# [Exercise requirements]
Only the pictures are to be left out; set down the rest of the records exactly.

# [Source records]
[Start of Attachment]
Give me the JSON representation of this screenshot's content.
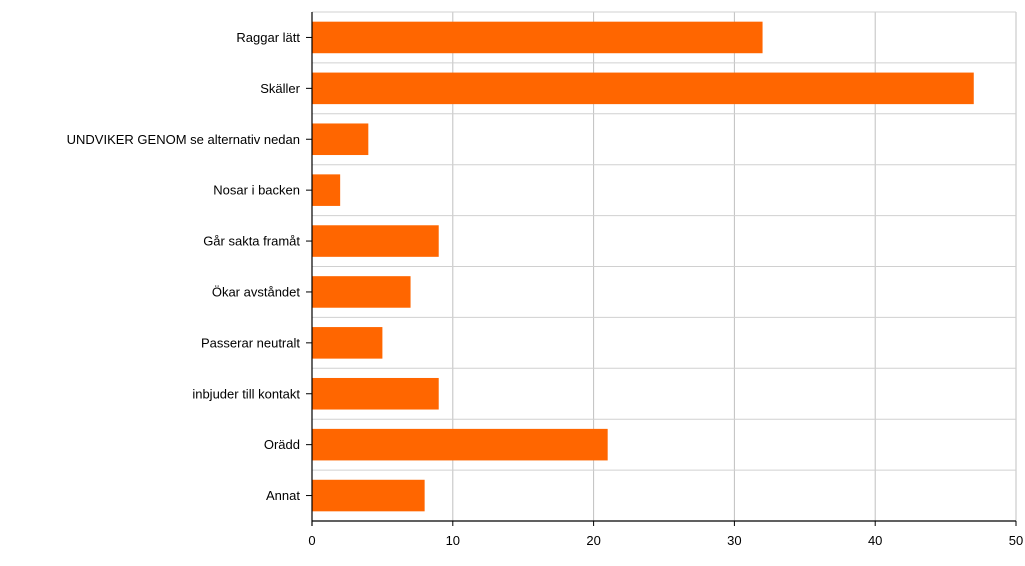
{
  "chart_data": {
    "type": "bar",
    "orientation": "horizontal",
    "categories": [
      "Raggar lätt",
      "Skäller",
      "UNDVIKER GENOM se alternativ nedan",
      "Nosar i backen",
      "Går sakta framåt",
      "Ökar avståndet",
      "Passerar neutralt",
      "inbjuder till kontakt",
      "Orädd",
      "Annat"
    ],
    "values": [
      32,
      47,
      4,
      2,
      9,
      7,
      5,
      9,
      21,
      8
    ],
    "xlim": [
      0,
      50
    ],
    "xticks": [
      0,
      10,
      20,
      30,
      40,
      50
    ],
    "title": "",
    "xlabel": "",
    "ylabel": "",
    "grid": true,
    "legend": "none",
    "bar_color": "#FF6600",
    "grid_color": "#C0C0C0"
  }
}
[End of Attachment]
# [Output for this exercise]
Give me the JSON representation of this screenshot's content.
{
  "chart_data": {
    "type": "bar",
    "orientation": "horizontal",
    "categories": [
      "Raggar lätt",
      "Skäller",
      "UNDVIKER GENOM se alternativ nedan",
      "Nosar i backen",
      "Går sakta framåt",
      "Ökar avståndet",
      "Passerar neutralt",
      "inbjuder till kontakt",
      "Orädd",
      "Annat"
    ],
    "values": [
      32,
      47,
      4,
      2,
      9,
      7,
      5,
      9,
      21,
      8
    ],
    "xlim": [
      0,
      50
    ],
    "xticks": [
      0,
      10,
      20,
      30,
      40,
      50
    ],
    "title": "",
    "xlabel": "",
    "ylabel": "",
    "grid": true,
    "legend": "none",
    "bar_color": "#FF6600",
    "grid_color": "#C0C0C0"
  }
}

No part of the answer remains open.